◆ **What the task asks**: Pull out each line of the records holding the string "name".

## start Dataset content

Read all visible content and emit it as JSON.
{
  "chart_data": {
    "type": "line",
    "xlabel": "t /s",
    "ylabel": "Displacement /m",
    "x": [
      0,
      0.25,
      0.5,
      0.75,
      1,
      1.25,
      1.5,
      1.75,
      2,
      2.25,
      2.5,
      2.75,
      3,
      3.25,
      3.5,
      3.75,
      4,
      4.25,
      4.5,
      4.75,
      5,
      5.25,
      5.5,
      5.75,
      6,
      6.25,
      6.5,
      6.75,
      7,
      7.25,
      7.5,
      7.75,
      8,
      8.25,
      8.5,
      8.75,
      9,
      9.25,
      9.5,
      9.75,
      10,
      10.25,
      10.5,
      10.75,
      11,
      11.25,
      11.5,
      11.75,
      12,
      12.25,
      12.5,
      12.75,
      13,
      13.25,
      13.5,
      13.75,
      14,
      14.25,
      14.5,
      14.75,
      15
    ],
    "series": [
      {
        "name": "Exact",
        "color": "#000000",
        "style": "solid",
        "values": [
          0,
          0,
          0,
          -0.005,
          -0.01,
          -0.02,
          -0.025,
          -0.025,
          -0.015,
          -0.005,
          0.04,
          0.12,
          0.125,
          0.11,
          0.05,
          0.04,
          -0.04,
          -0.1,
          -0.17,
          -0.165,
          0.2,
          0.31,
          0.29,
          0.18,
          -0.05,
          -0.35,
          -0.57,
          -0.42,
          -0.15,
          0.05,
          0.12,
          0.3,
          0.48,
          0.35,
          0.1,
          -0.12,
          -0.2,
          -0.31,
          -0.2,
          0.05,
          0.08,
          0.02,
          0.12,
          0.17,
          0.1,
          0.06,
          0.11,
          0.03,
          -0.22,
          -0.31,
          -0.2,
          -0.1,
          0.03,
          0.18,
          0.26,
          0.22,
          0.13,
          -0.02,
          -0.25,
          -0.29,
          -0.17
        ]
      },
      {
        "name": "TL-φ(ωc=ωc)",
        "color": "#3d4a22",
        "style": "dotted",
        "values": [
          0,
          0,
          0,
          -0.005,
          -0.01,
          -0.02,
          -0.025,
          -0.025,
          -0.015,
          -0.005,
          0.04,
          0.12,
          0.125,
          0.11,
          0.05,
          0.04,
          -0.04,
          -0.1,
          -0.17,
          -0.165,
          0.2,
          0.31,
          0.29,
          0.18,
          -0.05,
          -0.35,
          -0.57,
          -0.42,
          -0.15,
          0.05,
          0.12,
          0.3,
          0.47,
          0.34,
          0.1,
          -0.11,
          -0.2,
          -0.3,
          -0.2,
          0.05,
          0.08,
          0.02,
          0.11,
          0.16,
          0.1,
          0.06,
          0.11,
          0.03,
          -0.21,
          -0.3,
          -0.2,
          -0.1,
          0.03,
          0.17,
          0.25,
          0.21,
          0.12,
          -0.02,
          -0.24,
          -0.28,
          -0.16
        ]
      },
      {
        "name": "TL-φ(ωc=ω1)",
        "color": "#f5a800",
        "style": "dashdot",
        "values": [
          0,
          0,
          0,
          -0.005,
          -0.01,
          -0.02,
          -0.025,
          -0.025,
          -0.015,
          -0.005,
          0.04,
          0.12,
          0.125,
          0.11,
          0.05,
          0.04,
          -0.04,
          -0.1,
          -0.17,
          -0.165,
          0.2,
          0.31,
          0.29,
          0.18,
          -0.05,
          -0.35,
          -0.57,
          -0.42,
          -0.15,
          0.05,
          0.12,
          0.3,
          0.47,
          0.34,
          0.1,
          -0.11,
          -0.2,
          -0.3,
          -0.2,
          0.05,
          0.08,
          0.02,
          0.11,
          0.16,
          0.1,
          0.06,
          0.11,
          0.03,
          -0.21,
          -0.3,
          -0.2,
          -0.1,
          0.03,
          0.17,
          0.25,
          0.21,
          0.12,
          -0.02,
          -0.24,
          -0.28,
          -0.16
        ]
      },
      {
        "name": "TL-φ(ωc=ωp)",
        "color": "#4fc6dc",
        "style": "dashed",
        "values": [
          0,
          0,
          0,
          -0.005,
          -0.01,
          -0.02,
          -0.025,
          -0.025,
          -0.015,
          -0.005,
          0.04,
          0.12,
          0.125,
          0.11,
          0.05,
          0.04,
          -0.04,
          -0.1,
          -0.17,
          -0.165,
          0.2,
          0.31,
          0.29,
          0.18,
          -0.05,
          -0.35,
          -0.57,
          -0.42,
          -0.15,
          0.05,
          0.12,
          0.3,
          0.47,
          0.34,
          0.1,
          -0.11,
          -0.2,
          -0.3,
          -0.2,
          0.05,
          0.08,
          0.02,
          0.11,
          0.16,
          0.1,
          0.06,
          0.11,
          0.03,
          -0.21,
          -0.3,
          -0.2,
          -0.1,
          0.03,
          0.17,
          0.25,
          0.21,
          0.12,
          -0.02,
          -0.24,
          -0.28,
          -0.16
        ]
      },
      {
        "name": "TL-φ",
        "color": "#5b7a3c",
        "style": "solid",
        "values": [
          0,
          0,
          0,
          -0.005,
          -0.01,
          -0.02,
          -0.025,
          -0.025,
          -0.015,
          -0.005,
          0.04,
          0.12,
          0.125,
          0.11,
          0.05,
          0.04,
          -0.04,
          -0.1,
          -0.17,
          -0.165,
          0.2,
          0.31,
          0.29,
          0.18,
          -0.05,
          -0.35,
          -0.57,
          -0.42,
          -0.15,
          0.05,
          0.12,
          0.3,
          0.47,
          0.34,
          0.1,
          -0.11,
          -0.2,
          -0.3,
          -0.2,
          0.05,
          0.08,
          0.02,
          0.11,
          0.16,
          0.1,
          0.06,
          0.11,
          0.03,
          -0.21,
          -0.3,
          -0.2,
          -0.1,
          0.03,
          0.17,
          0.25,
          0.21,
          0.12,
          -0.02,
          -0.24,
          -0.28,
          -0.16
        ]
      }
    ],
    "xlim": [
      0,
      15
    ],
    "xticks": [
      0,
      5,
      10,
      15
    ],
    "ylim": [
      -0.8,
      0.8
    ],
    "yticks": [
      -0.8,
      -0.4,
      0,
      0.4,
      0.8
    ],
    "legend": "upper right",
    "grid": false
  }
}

## end Dataset content

◆ **Task result**:
        "name": "Exact",
        "name": "TL-φ(ωc=ωc)",
        "name": "TL-φ(ωc=ω1)",
        "name": "TL-φ(ωc=ωp)",
        "name": "TL-φ",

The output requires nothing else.